Word for word, give the material below again, minus any images.

_ _ _ _

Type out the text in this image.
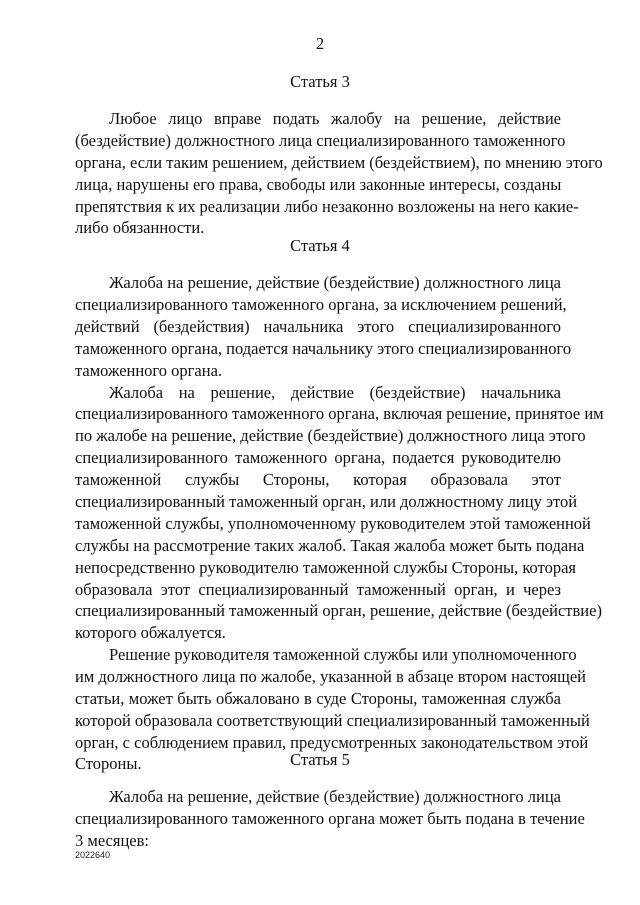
2
Статья 3
Любое лицо вправе подать жалобу на решение, действие
(бездействие) должностного лица специализированного таможенного
органа, если таким решением, действием (бездействием), по мнению этого
лица, нарушены его права, свободы или законные интересы, созданы
препятствия к их реализации либо незаконно возложены на него какие-
либо обязанности.
Статья 4
Жалоба на решение, действие (бездействие) должностного лица
специализированного таможенного органа, за исключением решений,
действий (бездействия) начальника этого специализированного
таможенного органа, подается начальнику этого специализированного
таможенного органа.
Жалоба на решение, действие (бездействие) начальника
специализированного таможенного органа, включая решение, принятое им
по жалобе на решение, действие (бездействие) должностного лица этого
специализированного таможенного органа, подается руководителю
таможенной службы Стороны, которая образовала этот
специализированный таможенный орган, или должностному лицу этой
таможенной службы, уполномоченному руководителем этой таможенной
службы на рассмотрение таких жалоб. Такая жалоба может быть подана
непосредственно руководителю таможенной службы Стороны, которая
образовала этот специализированный таможенный орган, и через
специализированный таможенный орган, решение, действие (бездействие)
которого обжалуется.
Решение руководителя таможенной службы или уполномоченного
им должностного лица по жалобе, указанной в абзаце втором настоящей
статьи, может быть обжаловано в суде Стороны, таможенная служба
которой образовала соответствующий специализированный таможенный
орган, с соблюдением правил, предусмотренных законодательством этой
Стороны.	Статья 5
Жалоба на решение, действие (бездействие) должностного лица
специализированного таможенного органа может быть подана в течение
3 месяцев:
2022640
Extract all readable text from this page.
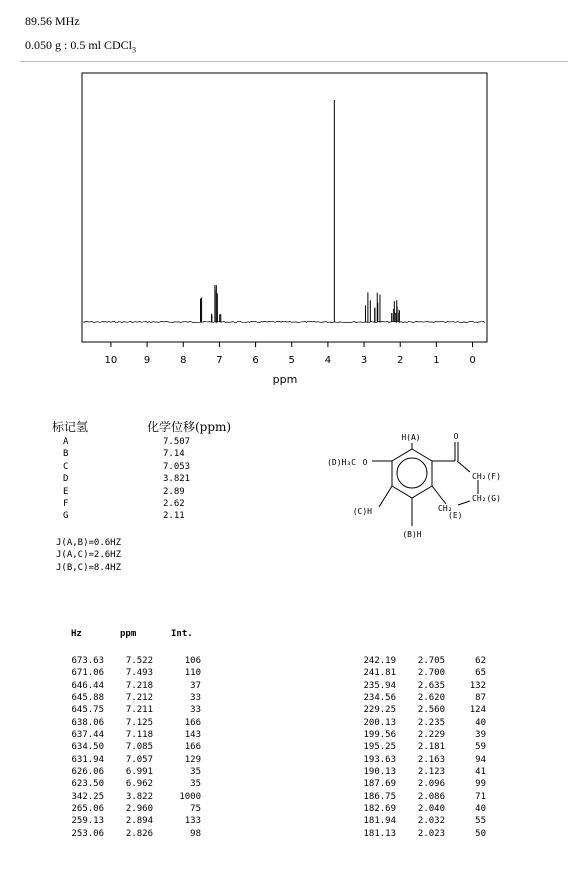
89.56 MHz
0.050 g : 0.5 ml CDCl$_3$
10	9	8	7	6	5	4	3	2	1	0
ppm
标记氢	化学位移(ppm)
A	7.507
B	7.14
C	7.053
D	3.821
E	2.89
F	2.62
G	2.11
H(A)	O
(D)H₃C O
CH₂(F)
CH₂(G)
CH₂
(E)
(C)H
(B)H
J(A,B)=0.6HZ
J(A,C)=2.6HZ
J(B,C)=8.4HZ
Hz	ppm	Int.
673.63	7.522	106
671.06	7.493	110
646.44	7.218	37
645.88	7.212	33
645.75	7.211	33
638.06	7.125	166
637.44	7.118	143
634.50	7.085	166
631.94	7.057	129
626.06	6.991	35
623.50	6.962	35
342.25	3.822	1000
265.06	2.960	75
259.13	2.894	133
253.06	2.826	98
242.19	2.705	62
241.81	2.700	65
235.94	2.635	132
234.56	2.620	87
229.25	2.560	124
200.13	2.235	40
199.56	2.229	39
195.25	2.181	59
193.63	2.163	94
190.13	2.123	41
187.69	2.096	99
186.75	2.086	71
182.69	2.040	40
181.94	2.032	55
181.13	2.023	50
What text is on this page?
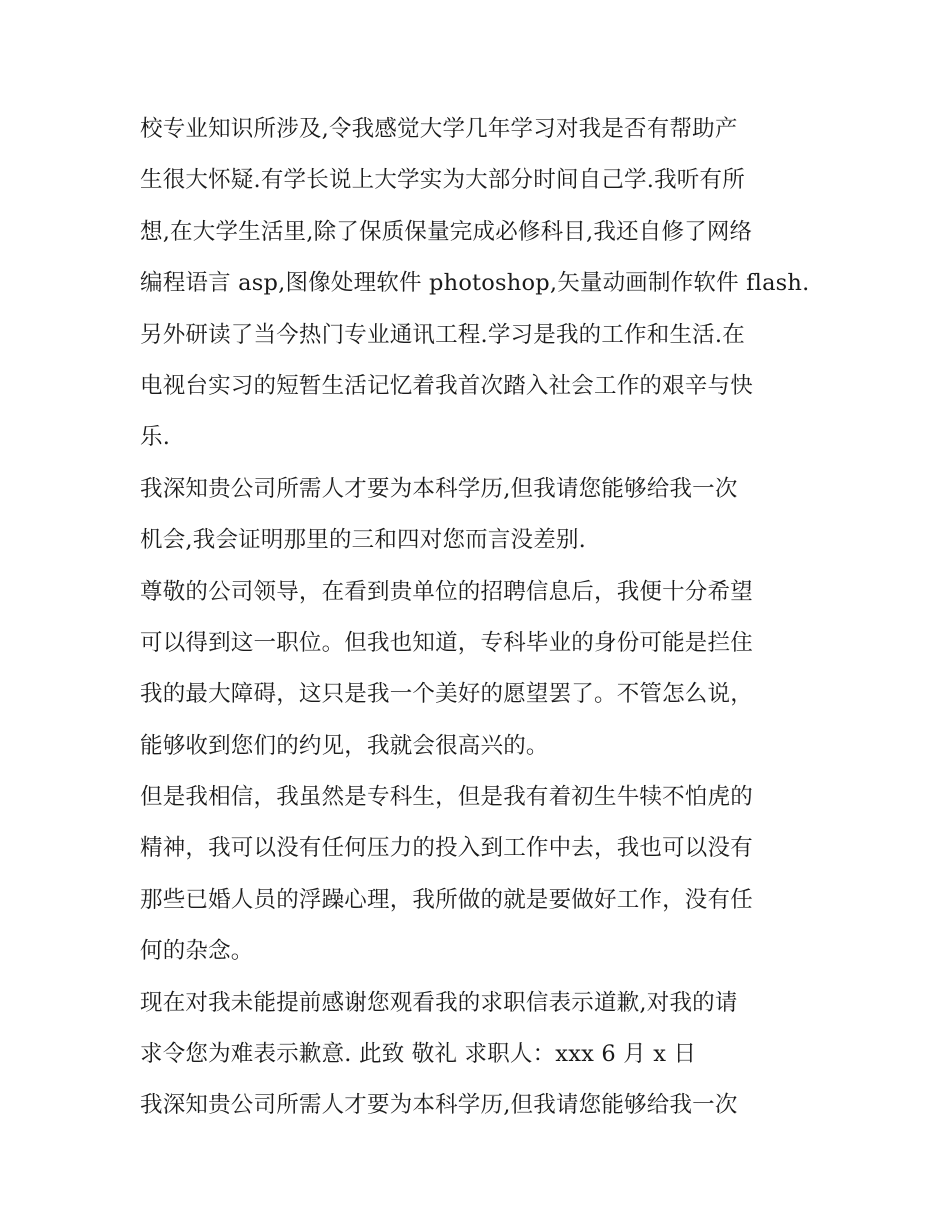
校专业知识所涉及,令我感觉大学几年学习对我是否有帮助产
生很大怀疑.有学长说上大学实为大部分时间自己学.我听有所
想,在大学生活里,除了保质保量完成必修科目,我还自修了网络
编程语言 asp,图像处理软件 photoshop,矢量动画制作软件 flash.
另外研读了当今热门专业通讯工程.学习是我的工作和生活.在
电视台实习的短暂生活记忆着我首次踏入社会工作的艰辛与快
乐.
我深知贵公司所需人才要为本科学历,但我请您能够给我一次
机会,我会证明那里的三和四对您而言没差别.
尊敬的公司领导，在看到贵单位的招聘信息后，我便十分希望
可以得到这一职位。但我也知道，专科毕业的身份可能是拦住
我的最大障碍，这只是我一个美好的愿望罢了。不管怎么说，
能够收到您们的约见，我就会很高兴的。
但是我相信，我虽然是专科生，但是我有着初生牛犊不怕虎的
精神，我可以没有任何压力的投入到工作中去，我也可以没有
那些已婚人员的浮躁心理，我所做的就是要做好工作，没有任
何的杂念。
现在对我未能提前感谢您观看我的求职信表示道歉,对我的请
求令您为难表示歉意. 此致 敬礼 求职人：xxx 6 月 x 日
我深知贵公司所需人才要为本科学历,但我请您能够给我一次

_ _ _ _

Task output>
Type out the text in this image.
2
Статья 3
Любое лицо вправе подать жалобу на решение, действие
(бездействие) должностного лица специализированного таможенного
органа, если таким решением, действием (бездействием), по мнению этого
лица, нарушены его права, свободы или законные интересы, созданы
препятствия к их реализации либо незаконно возложены на него какие-
либо обязанности.
Статья 4
Жалоба на решение, действие (бездействие) должностного лица
специализированного таможенного органа, за исключением решений,
действий (бездействия) начальника этого специализированного
таможенного органа, подается начальнику этого специализированного
таможенного органа.
Жалоба на решение, действие (бездействие) начальника
специализированного таможенного органа, включая решение, принятое им
по жалобе на решение, действие (бездействие) должностного лица этого
специализированного таможенного органа, подается руководителю
таможенной службы Стороны, которая образовала этот
специализированный таможенный орган, или должностному лицу этой
таможенной службы, уполномоченному руководителем этой таможенной
службы на рассмотрение таких жалоб. Такая жалоба может быть подана
непосредственно руководителю таможенной службы Стороны, которая
образовала этот специализированный таможенный орган, и через
специализированный таможенный орган, решение, действие (бездействие)
которого обжалуется.
Решение руководителя таможенной службы или уполномоченного
им должностного лица по жалобе, указанной в абзаце втором настоящей
статьи, может быть обжаловано в суде Стороны, таможенная служба
которой образовала соответствующий специализированный таможенный
орган, с соблюдением правил, предусмотренных законодательством этой
Стороны.	Статья 5
Жалоба на решение, действие (бездействие) должностного лица
специализированного таможенного органа может быть подана в течение
3 месяцев:
2022640
Extract all readable text from this page.
89.56 MHz
0.050 g : 0.5 ml CDCl$_3$
10	9	8	7	6	5	4	3	2	1	0
ppm
标记氢	化学位移(ppm)
A	7.507
B	7.14
C	7.053
D	3.821
E	2.89
F	2.62
G	2.11
H(A)	O
(D)H₃C O
CH₂(F)
CH₂(G)
CH₂
(E)
(C)H
(B)H
J(A,B)=0.6HZ
J(A,C)=2.6HZ
J(B,C)=8.4HZ
Hz	ppm	Int.
673.63	7.522	106
671.06	7.493	110
646.44	7.218	37
645.88	7.212	33
645.75	7.211	33
638.06	7.125	166
637.44	7.118	143
634.50	7.085	166
631.94	7.057	129
626.06	6.991	35
623.50	6.962	35
342.25	3.822	1000
265.06	2.960	75
259.13	2.894	133
253.06	2.826	98
242.19	2.705	62
241.81	2.700	65
235.94	2.635	132
234.56	2.620	87
229.25	2.560	124
200.13	2.235	40
199.56	2.229	39
195.25	2.181	59
193.63	2.163	94
190.13	2.123	41
187.69	2.096	99
186.75	2.086	71
182.69	2.040	40
181.94	2.032	55
181.13	2.023	50
What text is on this page?
校专业知识所涉及,令我感觉大学几年学习对我是否有帮助产
生很大怀疑.有学长说上大学实为大部分时间自己学.我听有所
想,在大学生活里,除了保质保量完成必修科目,我还自修了网络
编程语言 asp,图像处理软件 photoshop,矢量动画制作软件 flash.
另外研读了当今热门专业通讯工程.学习是我的工作和生活.在
电视台实习的短暂生活记忆着我首次踏入社会工作的艰辛与快
乐.
我深知贵公司所需人才要为本科学历,但我请您能够给我一次
机会,我会证明那里的三和四对您而言没差别.
尊敬的公司领导，在看到贵单位的招聘信息后，我便十分希望
可以得到这一职位。但我也知道，专科毕业的身份可能是拦住
我的最大障碍，这只是我一个美好的愿望罢了。不管怎么说，
能够收到您们的约见，我就会很高兴的。
但是我相信，我虽然是专科生，但是我有着初生牛犊不怕虎的
精神，我可以没有任何压力的投入到工作中去，我也可以没有
那些已婚人员的浮躁心理，我所做的就是要做好工作，没有任
何的杂念。
现在对我未能提前感谢您观看我的求职信表示道歉,对我的请
求令您为难表示歉意. 此致 敬礼 求职人：xxx 6 月 x 日
我深知贵公司所需人才要为本科学历,但我请您能够给我一次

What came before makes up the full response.